* _Data items_
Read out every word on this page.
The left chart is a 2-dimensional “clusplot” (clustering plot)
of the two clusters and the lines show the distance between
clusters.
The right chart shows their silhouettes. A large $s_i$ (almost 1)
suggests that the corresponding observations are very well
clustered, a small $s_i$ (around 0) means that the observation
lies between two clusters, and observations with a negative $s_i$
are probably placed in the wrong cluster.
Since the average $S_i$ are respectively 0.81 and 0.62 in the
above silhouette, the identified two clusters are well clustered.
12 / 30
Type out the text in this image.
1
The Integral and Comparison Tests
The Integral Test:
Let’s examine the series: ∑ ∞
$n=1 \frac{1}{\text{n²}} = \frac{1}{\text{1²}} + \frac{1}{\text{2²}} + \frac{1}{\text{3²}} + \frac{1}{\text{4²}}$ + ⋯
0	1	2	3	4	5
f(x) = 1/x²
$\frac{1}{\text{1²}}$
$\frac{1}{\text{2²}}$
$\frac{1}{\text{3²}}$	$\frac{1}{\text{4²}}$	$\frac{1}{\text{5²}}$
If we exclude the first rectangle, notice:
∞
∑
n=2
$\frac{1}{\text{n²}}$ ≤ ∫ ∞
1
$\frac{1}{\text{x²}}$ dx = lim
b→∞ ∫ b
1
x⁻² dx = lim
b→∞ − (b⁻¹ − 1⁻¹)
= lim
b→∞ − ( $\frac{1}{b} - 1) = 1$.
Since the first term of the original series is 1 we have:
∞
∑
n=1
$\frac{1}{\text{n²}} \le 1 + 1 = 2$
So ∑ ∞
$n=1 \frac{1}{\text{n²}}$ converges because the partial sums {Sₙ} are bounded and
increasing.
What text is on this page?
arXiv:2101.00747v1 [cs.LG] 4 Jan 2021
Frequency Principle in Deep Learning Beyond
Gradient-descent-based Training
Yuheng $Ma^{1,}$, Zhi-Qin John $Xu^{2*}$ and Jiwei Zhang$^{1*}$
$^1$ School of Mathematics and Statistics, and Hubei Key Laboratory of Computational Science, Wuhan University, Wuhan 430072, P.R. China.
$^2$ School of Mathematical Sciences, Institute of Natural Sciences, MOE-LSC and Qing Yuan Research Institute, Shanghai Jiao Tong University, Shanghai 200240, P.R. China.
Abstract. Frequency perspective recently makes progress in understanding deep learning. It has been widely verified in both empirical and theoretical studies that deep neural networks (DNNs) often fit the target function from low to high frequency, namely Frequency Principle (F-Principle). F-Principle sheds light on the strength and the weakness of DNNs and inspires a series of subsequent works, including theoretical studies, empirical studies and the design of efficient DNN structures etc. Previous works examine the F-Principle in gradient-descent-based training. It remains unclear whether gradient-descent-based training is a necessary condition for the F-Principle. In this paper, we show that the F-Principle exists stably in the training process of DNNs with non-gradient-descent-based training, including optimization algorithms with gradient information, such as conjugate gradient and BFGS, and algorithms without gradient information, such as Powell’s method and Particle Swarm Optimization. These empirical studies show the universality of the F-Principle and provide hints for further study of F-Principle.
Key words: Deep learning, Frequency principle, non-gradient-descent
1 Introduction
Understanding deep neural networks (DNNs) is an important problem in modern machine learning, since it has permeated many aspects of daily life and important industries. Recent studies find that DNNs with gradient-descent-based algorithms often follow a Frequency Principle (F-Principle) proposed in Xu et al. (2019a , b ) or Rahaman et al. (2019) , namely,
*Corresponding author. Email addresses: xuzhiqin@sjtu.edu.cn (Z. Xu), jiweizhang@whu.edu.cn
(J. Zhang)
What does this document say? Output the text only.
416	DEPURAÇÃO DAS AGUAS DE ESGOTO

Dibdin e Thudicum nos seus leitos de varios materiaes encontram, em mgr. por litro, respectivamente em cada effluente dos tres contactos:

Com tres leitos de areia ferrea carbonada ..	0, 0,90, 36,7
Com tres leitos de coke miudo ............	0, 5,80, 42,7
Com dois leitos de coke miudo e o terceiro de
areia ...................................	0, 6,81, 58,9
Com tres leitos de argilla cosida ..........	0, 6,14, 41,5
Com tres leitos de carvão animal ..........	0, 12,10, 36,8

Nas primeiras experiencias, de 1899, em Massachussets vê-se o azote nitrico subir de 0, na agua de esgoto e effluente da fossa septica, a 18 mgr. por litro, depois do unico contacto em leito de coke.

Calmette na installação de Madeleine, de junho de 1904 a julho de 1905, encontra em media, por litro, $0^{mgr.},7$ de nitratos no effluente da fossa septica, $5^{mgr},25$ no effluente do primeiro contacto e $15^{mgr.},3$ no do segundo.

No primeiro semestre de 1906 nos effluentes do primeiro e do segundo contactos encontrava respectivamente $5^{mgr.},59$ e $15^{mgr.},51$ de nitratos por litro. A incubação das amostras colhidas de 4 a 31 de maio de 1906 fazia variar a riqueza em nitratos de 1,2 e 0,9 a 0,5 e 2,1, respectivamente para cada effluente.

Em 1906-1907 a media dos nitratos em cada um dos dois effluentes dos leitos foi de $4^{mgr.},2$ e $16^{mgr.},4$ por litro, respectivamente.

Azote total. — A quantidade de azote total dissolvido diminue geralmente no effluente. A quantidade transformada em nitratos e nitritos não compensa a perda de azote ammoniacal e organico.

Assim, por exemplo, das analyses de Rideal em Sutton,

* _Aim of the exercise_
Pick out every line with the string "China" and copy it.

* _Answer to the task_
$^1$ School of Mathematics and Statistics, and Hubei Key Laboratory of Computational Science, Wuhan University, Wuhan 430072, P.R. China.
$^2$ School of Mathematical Sciences, Institute of Natural Sciences, MOE-LSC and Qing Yuan Research Institute, Shanghai Jiao Tong University, Shanghai 200240, P.R. China.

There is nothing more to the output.